Written problem -> Check each line of the data for "设计绿豆芽生长需要阳光和适量的水的实验" and select those that have it.

(Dataset items)
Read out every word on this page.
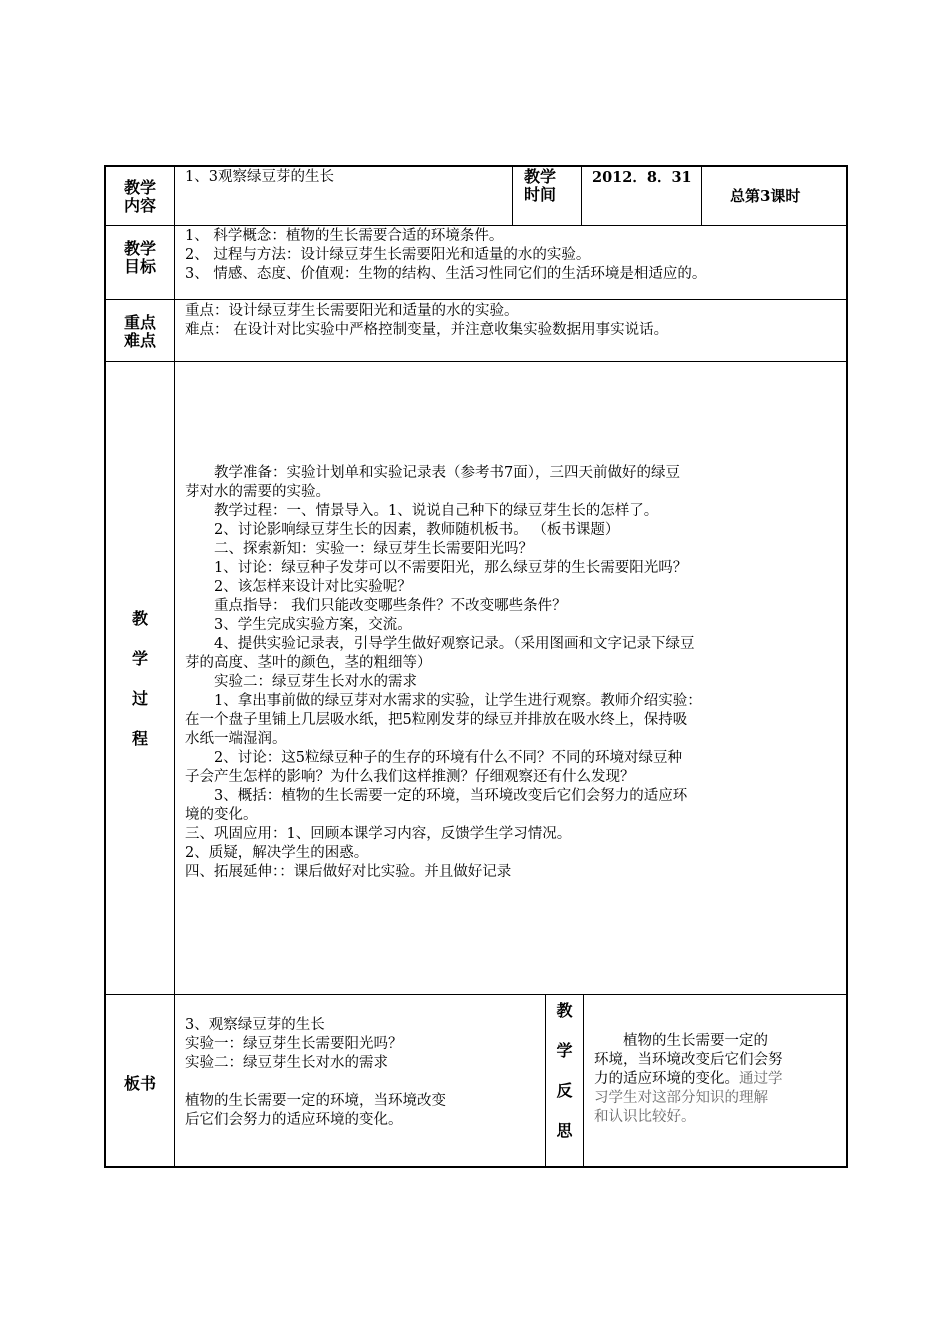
教学
内容
1、3观察绿豆芽的生长	教学
时间
2012．8．31
总第3课时
教学
目标
1、 科学概念：植物的生长需要合适的环境条件。
2、 过程与方法：设计绿豆芽生长需要阳光和适量的水的实验。
3、 情感、态度、价值观：生物的结构、生活习性同它们的生活环境是相适应的。
重点
难点
重点：设计绿豆芽生长需要阳光和适量的水的实验。
难点： 在设计对比实验中严格控制变量，并注意收集实验数据用事实说话。
教
学
过
程
　　教学准备：实验计划单和实验记录表（参考书7面），三四天前做好的绿豆
芽对水的需要的实验。
　　教学过程：一、情景导入。1、说说自己种下的绿豆芽生长的怎样了。
　　2、讨论影响绿豆芽生长的因素，教师随机板书。 （板书课题）
　　二、探索新知：实验一：绿豆芽生长需要阳光吗？
　　1、讨论：绿豆种子发芽可以不需要阳光，那么绿豆芽的生长需要阳光吗？
　　2、该怎样来设计对比实验呢？
　　重点指导： 我们只能改变哪些条件？不改变哪些条件？
　　3、学生完成实验方案，交流。
　　4、提供实验记录表，引导学生做好观察记录。（采用图画和文字记录下绿豆
芽的高度、茎叶的颜色，茎的粗细等）
　　实验二：绿豆芽生长对水的需求
　　1、拿出事前做的绿豆芽对水需求的实验，让学生进行观察。教师介绍实验：
在一个盘子里铺上几层吸水纸，把5粒刚发芽的绿豆并排放在吸水终上，保持吸
水纸一端湿润。
　　2、讨论：这5粒绿豆种子的生存的环境有什么不同？不同的环境对绿豆种
子会产生怎样的影响？为什么我们这样推测？仔细观察还有什么发现？
　　3、概括：植物的生长需要一定的环境，当环境改变后它们会努力的适应环
境的变化。
三、巩固应用：1、回顾本课学习内容，反馈学生学习情况。
2、质疑，解决学生的困惑。
四、拓展延伸：：课后做好对比实验。并且做好记录
板书
3、观察绿豆芽的生长
实验一：绿豆芽生长需要阳光吗？
实验二：绿豆芽生长对水的需求
植物的生长需要一定的环境，当环境改变
后它们会努力的适应环境的变化。
教
学
反
思
　　植物的生长需要一定的
环境，当环境改变后它们会努
力的适应环境的变化。通过学
习学生对这部分知识的理解
和认识比较好。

Response to this exercise ->
2、 过程与方法：设计绿豆芽生长需要阳光和适量的水的实验。
重点：设计绿豆芽生长需要阳光和适量的水的实验。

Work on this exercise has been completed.